### Problem
Copy each entry as it stands, leaving nothing out.

-*-*-

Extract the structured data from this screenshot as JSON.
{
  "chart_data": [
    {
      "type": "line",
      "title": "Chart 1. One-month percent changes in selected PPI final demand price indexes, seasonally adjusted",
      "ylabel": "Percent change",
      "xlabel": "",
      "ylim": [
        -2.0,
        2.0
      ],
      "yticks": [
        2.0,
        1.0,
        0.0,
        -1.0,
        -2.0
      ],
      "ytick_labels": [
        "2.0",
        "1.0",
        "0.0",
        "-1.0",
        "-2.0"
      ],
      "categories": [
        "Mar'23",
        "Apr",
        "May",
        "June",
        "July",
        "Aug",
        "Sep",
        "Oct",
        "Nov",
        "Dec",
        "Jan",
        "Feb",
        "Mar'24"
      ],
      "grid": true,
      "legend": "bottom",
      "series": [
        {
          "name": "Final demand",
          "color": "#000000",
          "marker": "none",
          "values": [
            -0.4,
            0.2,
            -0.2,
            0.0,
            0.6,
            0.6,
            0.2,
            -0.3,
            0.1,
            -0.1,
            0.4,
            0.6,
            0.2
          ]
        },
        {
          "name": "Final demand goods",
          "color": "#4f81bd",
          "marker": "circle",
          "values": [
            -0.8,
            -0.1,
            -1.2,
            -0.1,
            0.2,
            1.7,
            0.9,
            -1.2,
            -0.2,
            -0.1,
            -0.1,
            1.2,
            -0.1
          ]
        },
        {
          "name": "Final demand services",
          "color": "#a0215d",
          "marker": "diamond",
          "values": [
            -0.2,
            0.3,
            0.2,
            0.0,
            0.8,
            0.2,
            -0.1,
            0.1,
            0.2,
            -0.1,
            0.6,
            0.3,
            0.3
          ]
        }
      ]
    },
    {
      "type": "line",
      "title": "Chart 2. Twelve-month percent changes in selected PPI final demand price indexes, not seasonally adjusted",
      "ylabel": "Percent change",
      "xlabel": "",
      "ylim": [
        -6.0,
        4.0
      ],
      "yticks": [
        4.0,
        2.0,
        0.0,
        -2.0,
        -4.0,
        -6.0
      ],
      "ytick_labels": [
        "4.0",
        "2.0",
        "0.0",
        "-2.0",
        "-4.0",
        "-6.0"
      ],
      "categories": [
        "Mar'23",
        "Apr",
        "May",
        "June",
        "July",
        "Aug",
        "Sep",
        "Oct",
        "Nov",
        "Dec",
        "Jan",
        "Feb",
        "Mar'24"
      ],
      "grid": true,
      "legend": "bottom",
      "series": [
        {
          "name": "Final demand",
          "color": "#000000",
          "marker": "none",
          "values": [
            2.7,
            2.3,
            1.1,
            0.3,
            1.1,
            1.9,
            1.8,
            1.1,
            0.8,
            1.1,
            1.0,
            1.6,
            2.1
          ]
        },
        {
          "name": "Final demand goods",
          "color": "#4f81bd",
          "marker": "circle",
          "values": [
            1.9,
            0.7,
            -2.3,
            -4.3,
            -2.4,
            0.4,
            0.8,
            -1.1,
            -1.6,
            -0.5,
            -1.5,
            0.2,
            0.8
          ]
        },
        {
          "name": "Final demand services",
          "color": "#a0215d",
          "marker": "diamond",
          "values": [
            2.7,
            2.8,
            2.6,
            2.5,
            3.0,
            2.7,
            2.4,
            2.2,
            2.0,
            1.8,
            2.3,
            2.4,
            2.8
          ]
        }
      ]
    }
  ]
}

-*-*-

### Task response
Extract the structured data from this screenshot as JSON.
{
  "chart_data": [
    {
      "type": "line",
      "title": "Chart 1. One-month percent changes in selected PPI final demand price indexes, seasonally adjusted",
      "ylabel": "Percent change",
      "xlabel": "",
      "ylim": [
        -2.0,
        2.0
      ],
      "yticks": [
        2.0,
        1.0,
        0.0,
        -1.0,
        -2.0
      ],
      "ytick_labels": [
        "2.0",
        "1.0",
        "0.0",
        "-1.0",
        "-2.0"
      ],
      "categories": [
        "Mar'23",
        "Apr",
        "May",
        "June",
        "July",
        "Aug",
        "Sep",
        "Oct",
        "Nov",
        "Dec",
        "Jan",
        "Feb",
        "Mar'24"
      ],
      "grid": true,
      "legend": "bottom",
      "series": [
        {
          "name": "Final demand",
          "color": "#000000",
          "marker": "none",
          "values": [
            -0.4,
            0.2,
            -0.2,
            0.0,
            0.6,
            0.6,
            0.2,
            -0.3,
            0.1,
            -0.1,
            0.4,
            0.6,
            0.2
          ]
        },
        {
          "name": "Final demand goods",
          "color": "#4f81bd",
          "marker": "circle",
          "values": [
            -0.8,
            -0.1,
            -1.2,
            -0.1,
            0.2,
            1.7,
            0.9,
            -1.2,
            -0.2,
            -0.1,
            -0.1,
            1.2,
            -0.1
          ]
        },
        {
          "name": "Final demand services",
          "color": "#a0215d",
          "marker": "diamond",
          "values": [
            -0.2,
            0.3,
            0.2,
            0.0,
            0.8,
            0.2,
            -0.1,
            0.1,
            0.2,
            -0.1,
            0.6,
            0.3,
            0.3
          ]
        }
      ]
    },
    {
      "type": "line",
      "title": "Chart 2. Twelve-month percent changes in selected PPI final demand price indexes, not seasonally adjusted",
      "ylabel": "Percent change",
      "xlabel": "",
      "ylim": [
        -6.0,
        4.0
      ],
      "yticks": [
        4.0,
        2.0,
        0.0,
        -2.0,
        -4.0,
        -6.0
      ],
      "ytick_labels": [
        "4.0",
        "2.0",
        "0.0",
        "-2.0",
        "-4.0",
        "-6.0"
      ],
      "categories": [
        "Mar'23",
        "Apr",
        "May",
        "June",
        "July",
        "Aug",
        "Sep",
        "Oct",
        "Nov",
        "Dec",
        "Jan",
        "Feb",
        "Mar'24"
      ],
      "grid": true,
      "legend": "bottom",
      "series": [
        {
          "name": "Final demand",
          "color": "#000000",
          "marker": "none",
          "values": [
            2.7,
            2.3,
            1.1,
            0.3,
            1.1,
            1.9,
            1.8,
            1.1,
            0.8,
            1.1,
            1.0,
            1.6,
            2.1
          ]
        },
        {
          "name": "Final demand goods",
          "color": "#4f81bd",
          "marker": "circle",
          "values": [
            1.9,
            0.7,
            -2.3,
            -4.3,
            -2.4,
            0.4,
            0.8,
            -1.1,
            -1.6,
            -0.5,
            -1.5,
            0.2,
            0.8
          ]
        },
        {
          "name": "Final demand services",
          "color": "#a0215d",
          "marker": "diamond",
          "values": [
            2.7,
            2.8,
            2.6,
            2.5,
            3.0,
            2.7,
            2.4,
            2.2,
            2.0,
            1.8,
            2.3,
            2.4,
            2.8
          ]
        }
      ]
    }
  ]
}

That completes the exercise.